■ Given task
Write out the data again exactly, skipping every picture.

## Start Extracted material

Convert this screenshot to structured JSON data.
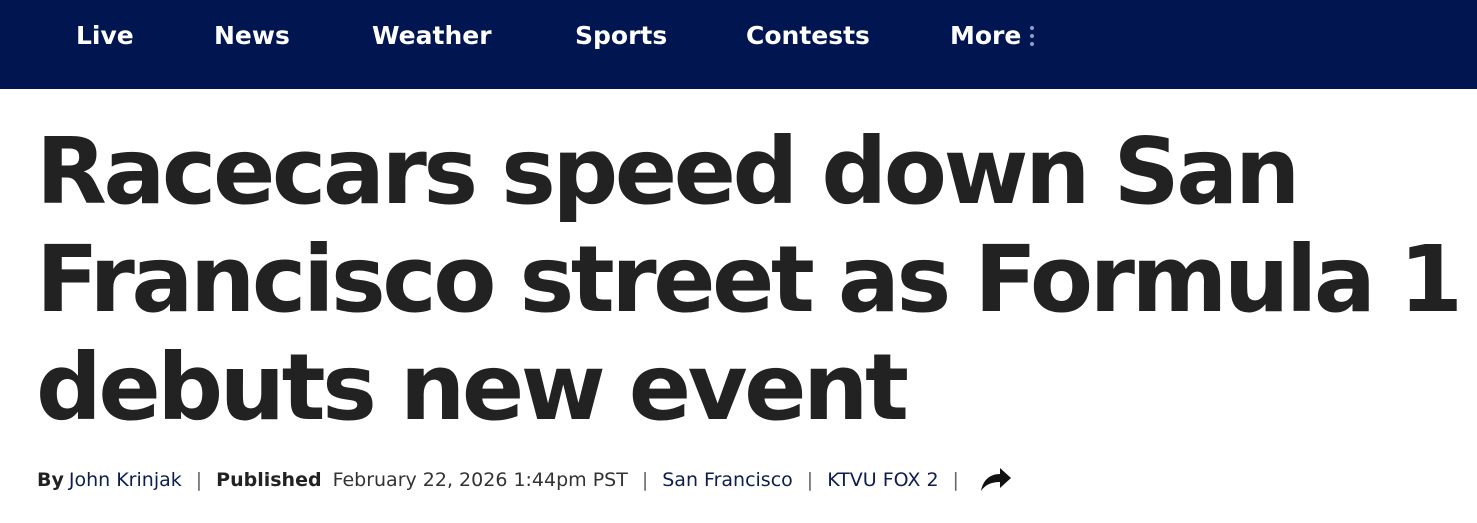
{
  "nav": {
    "items": [
      {
        "label": "Live"
      },
      {
        "label": "News"
      },
      {
        "label": "Weather"
      },
      {
        "label": "Sports"
      },
      {
        "label": "Contests"
      },
      {
        "label": "More"
      }
    ],
    "more_icon": "vertical-dots-icon",
    "background": "#011650"
  },
  "article": {
    "headline": "Racecars speed down San Francisco street as Formula 1 debuts new event",
    "byline": {
      "by_label": "By",
      "author": "John Krinjak",
      "published_label": "Published",
      "published_date": "February 22, 2026 1:44pm PST",
      "location": "San Francisco",
      "source": "KTVU FOX 2",
      "separator": "|",
      "share_icon": "share-arrow-icon"
    }
  }
}
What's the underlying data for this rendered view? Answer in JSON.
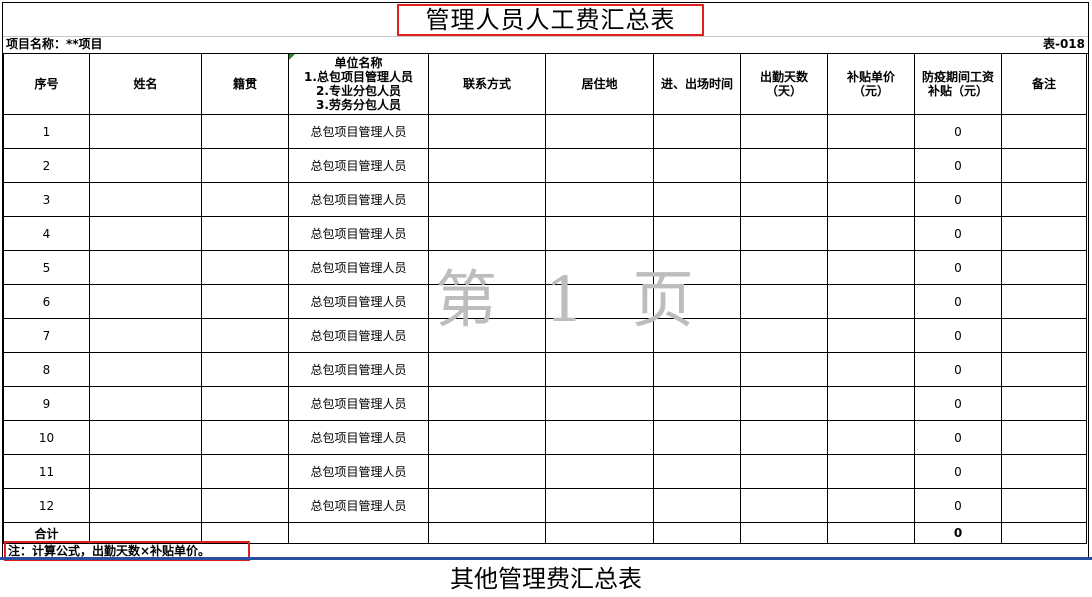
{
  "title": "管理人员人工费汇总表",
  "project_label": "项目名称：**项目",
  "table_code": "表-018",
  "headers": {
    "seq": "序号",
    "name": "姓名",
    "origin": "籍贯",
    "unit_title": "单位名称",
    "unit_opt1": "1.总包项目管理人员",
    "unit_opt2": "2.专业分包人员",
    "unit_opt3": "3.劳务分包人员",
    "contact": "联系方式",
    "residence": "居住地",
    "in_out_time": "进、出场时间",
    "days": "出勤天数（天）",
    "unit_price": "补贴单价（元）",
    "subsidy": "防疫期间工资补贴（元）",
    "remark": "备注"
  },
  "rows": [
    {
      "seq": "1",
      "unit": "总包项目管理人员",
      "subsidy": "0"
    },
    {
      "seq": "2",
      "unit": "总包项目管理人员",
      "subsidy": "0"
    },
    {
      "seq": "3",
      "unit": "总包项目管理人员",
      "subsidy": "0"
    },
    {
      "seq": "4",
      "unit": "总包项目管理人员",
      "subsidy": "0"
    },
    {
      "seq": "5",
      "unit": "总包项目管理人员",
      "subsidy": "0"
    },
    {
      "seq": "6",
      "unit": "总包项目管理人员",
      "subsidy": "0"
    },
    {
      "seq": "7",
      "unit": "总包项目管理人员",
      "subsidy": "0"
    },
    {
      "seq": "8",
      "unit": "总包项目管理人员",
      "subsidy": "0"
    },
    {
      "seq": "9",
      "unit": "总包项目管理人员",
      "subsidy": "0"
    },
    {
      "seq": "10",
      "unit": "总包项目管理人员",
      "subsidy": "0"
    },
    {
      "seq": "11",
      "unit": "总包项目管理人员",
      "subsidy": "0"
    },
    {
      "seq": "12",
      "unit": "总包项目管理人员",
      "subsidy": "0"
    }
  ],
  "total": {
    "label": "合计",
    "subsidy": "0"
  },
  "note": "注：计算公式，出勤天数×补贴单价。",
  "watermark": "第 1 页",
  "next_title": "其他管理费汇总表"
}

## End Extracted material

■ Solution to this task
Convert this screenshot to structured JSON data.
{
  "nav": {
    "items": [
      {
        "label": "Live"
      },
      {
        "label": "News"
      },
      {
        "label": "Weather"
      },
      {
        "label": "Sports"
      },
      {
        "label": "Contests"
      },
      {
        "label": "More"
      }
    ],
    "more_icon": "vertical-dots-icon",
    "background": "#011650"
  },
  "article": {
    "headline": "Racecars speed down San Francisco street as Formula 1 debuts new event",
    "byline": {
      "by_label": "By",
      "author": "John Krinjak",
      "published_label": "Published",
      "published_date": "February 22, 2026 1:44pm PST",
      "location": "San Francisco",
      "source": "KTVU FOX 2",
      "separator": "|",
      "share_icon": "share-arrow-icon"
    }
  }
}
What's the underlying data for this rendered view? Answer in JSON.
{
  "title": "管理人员人工费汇总表",
  "project_label": "项目名称：**项目",
  "table_code": "表-018",
  "headers": {
    "seq": "序号",
    "name": "姓名",
    "origin": "籍贯",
    "unit_title": "单位名称",
    "unit_opt1": "1.总包项目管理人员",
    "unit_opt2": "2.专业分包人员",
    "unit_opt3": "3.劳务分包人员",
    "contact": "联系方式",
    "residence": "居住地",
    "in_out_time": "进、出场时间",
    "days": "出勤天数（天）",
    "unit_price": "补贴单价（元）",
    "subsidy": "防疫期间工资补贴（元）",
    "remark": "备注"
  },
  "rows": [
    {
      "seq": "1",
      "unit": "总包项目管理人员",
      "subsidy": "0"
    },
    {
      "seq": "2",
      "unit": "总包项目管理人员",
      "subsidy": "0"
    },
    {
      "seq": "3",
      "unit": "总包项目管理人员",
      "subsidy": "0"
    },
    {
      "seq": "4",
      "unit": "总包项目管理人员",
      "subsidy": "0"
    },
    {
      "seq": "5",
      "unit": "总包项目管理人员",
      "subsidy": "0"
    },
    {
      "seq": "6",
      "unit": "总包项目管理人员",
      "subsidy": "0"
    },
    {
      "seq": "7",
      "unit": "总包项目管理人员",
      "subsidy": "0"
    },
    {
      "seq": "8",
      "unit": "总包项目管理人员",
      "subsidy": "0"
    },
    {
      "seq": "9",
      "unit": "总包项目管理人员",
      "subsidy": "0"
    },
    {
      "seq": "10",
      "unit": "总包项目管理人员",
      "subsidy": "0"
    },
    {
      "seq": "11",
      "unit": "总包项目管理人员",
      "subsidy": "0"
    },
    {
      "seq": "12",
      "unit": "总包项目管理人员",
      "subsidy": "0"
    }
  ],
  "total": {
    "label": "合计",
    "subsidy": "0"
  },
  "note": "注：计算公式，出勤天数×补贴单价。",
  "watermark": "第 1 页",
  "next_title": "其他管理费汇总表"
}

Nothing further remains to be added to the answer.